#### [Directions]
In the records that follow, show each line where the word "TYRES" is present.

Data records
>>
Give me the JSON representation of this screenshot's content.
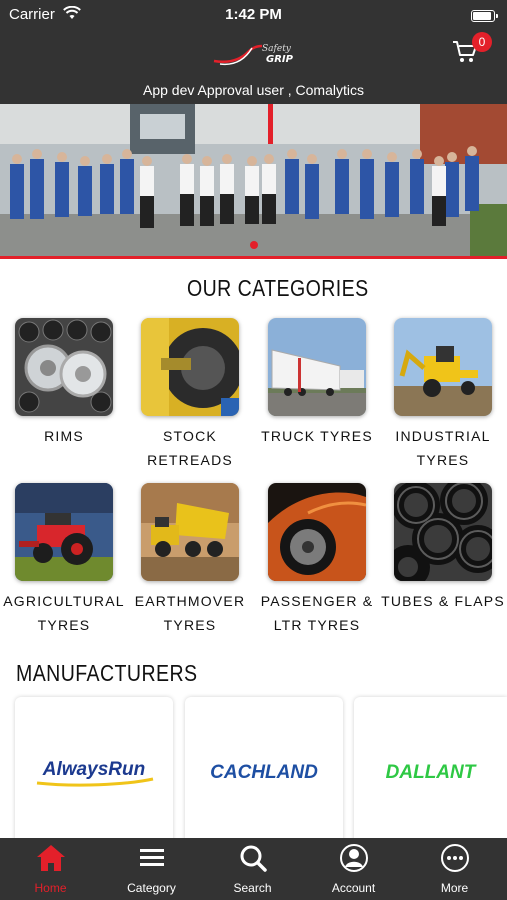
{
  "status_bar": {
    "carrier": "Carrier",
    "time": "1:42 PM"
  },
  "header": {
    "brand_logo_text": "Safety Grip",
    "user_line": "App dev Approval user , Comalytics",
    "cart_count": "0"
  },
  "banner": {
    "slide_count": 1,
    "active_slide": 0
  },
  "categories": {
    "title": "OUR CATEGORIES",
    "items": [
      {
        "label": "RIMS"
      },
      {
        "label": "STOCK RETREADS"
      },
      {
        "label": "TRUCK TYRES"
      },
      {
        "label": "INDUSTRIAL TYRES"
      },
      {
        "label": "AGRICULTURAL TYRES"
      },
      {
        "label": "EARTHMOVER TYRES"
      },
      {
        "label": "PASSENGER & LTR TYRES"
      },
      {
        "label": "TUBES & FLAPS"
      }
    ]
  },
  "manufacturers": {
    "title": "MANUFACTURERS",
    "items": [
      {
        "name": "AlwaysRun",
        "color": "#1c3a8f"
      },
      {
        "name": "CACHLAND",
        "color": "#1e4fa3"
      },
      {
        "name": "DALLANT",
        "color": "#2ec844"
      }
    ]
  },
  "tabbar": {
    "items": [
      {
        "label": "Home",
        "icon": "home-icon",
        "active": true
      },
      {
        "label": "Category",
        "icon": "menu-icon",
        "active": false
      },
      {
        "label": "Search",
        "icon": "search-icon",
        "active": false
      },
      {
        "label": "Account",
        "icon": "account-icon",
        "active": false
      },
      {
        "label": "More",
        "icon": "more-icon",
        "active": false
      }
    ]
  },
  "colors": {
    "header_bg": "#333333",
    "accent": "#e3202a",
    "tabbar_bg": "#333333"
  }
}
<<
#### [Task answer]
        "label": "TRUCK TYRES"
        "label": "INDUSTRIAL TYRES"
        "label": "AGRICULTURAL TYRES"
        "label": "EARTHMOVER TYRES"
        "label": "PASSENGER & LTR TYRES"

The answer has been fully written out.